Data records
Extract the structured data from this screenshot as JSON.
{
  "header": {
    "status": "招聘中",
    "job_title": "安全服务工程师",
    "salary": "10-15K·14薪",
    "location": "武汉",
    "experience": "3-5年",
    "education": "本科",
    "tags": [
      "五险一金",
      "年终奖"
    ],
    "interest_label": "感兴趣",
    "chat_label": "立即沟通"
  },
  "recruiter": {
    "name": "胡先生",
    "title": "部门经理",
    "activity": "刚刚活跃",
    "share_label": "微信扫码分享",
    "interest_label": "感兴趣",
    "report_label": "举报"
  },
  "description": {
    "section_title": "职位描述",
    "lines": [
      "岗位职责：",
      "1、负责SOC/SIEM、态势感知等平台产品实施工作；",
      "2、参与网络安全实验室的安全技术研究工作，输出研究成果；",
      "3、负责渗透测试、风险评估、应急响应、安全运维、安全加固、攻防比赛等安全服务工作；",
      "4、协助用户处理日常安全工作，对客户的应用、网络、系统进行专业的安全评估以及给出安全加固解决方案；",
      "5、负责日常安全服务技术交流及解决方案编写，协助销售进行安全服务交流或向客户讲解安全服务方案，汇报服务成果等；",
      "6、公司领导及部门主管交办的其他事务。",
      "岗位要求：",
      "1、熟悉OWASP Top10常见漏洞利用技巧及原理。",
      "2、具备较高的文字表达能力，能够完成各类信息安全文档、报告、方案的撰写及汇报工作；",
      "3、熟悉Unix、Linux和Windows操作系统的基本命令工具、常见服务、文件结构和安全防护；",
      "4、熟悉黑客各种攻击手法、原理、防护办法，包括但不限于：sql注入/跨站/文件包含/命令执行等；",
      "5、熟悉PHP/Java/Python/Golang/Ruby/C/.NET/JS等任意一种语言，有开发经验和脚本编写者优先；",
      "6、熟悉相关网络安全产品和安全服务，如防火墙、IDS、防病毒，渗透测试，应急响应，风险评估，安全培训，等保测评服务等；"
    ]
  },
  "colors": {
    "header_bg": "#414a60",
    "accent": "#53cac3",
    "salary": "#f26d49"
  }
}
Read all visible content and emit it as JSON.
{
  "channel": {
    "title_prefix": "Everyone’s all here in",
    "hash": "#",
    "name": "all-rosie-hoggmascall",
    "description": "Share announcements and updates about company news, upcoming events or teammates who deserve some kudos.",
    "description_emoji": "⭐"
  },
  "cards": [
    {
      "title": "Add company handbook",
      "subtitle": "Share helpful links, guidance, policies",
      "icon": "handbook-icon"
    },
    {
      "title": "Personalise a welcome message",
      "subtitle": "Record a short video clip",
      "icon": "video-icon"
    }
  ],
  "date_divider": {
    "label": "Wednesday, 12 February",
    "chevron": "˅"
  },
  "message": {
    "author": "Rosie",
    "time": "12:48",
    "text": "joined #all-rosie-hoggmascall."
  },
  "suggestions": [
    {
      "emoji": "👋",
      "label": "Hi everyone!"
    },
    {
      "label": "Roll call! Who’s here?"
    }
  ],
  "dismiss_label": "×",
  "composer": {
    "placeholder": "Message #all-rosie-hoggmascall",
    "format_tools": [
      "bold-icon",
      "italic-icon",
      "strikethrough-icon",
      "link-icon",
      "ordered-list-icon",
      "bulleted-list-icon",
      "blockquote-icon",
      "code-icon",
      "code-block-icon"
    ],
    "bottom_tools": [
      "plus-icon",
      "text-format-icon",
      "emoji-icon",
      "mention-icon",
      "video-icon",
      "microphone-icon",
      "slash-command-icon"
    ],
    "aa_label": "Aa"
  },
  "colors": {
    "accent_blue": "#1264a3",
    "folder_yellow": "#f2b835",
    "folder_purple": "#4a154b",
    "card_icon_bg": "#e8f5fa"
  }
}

STATED TASK: Show every line of the records above that contains the word "hoggmascall".

EXERCISE OUTPUT:
    "name": "all-rosie-hoggmascall",
    "text": "joined #all-rosie-hoggmascall."
    "placeholder": "Message #all-rosie-hoggmascall",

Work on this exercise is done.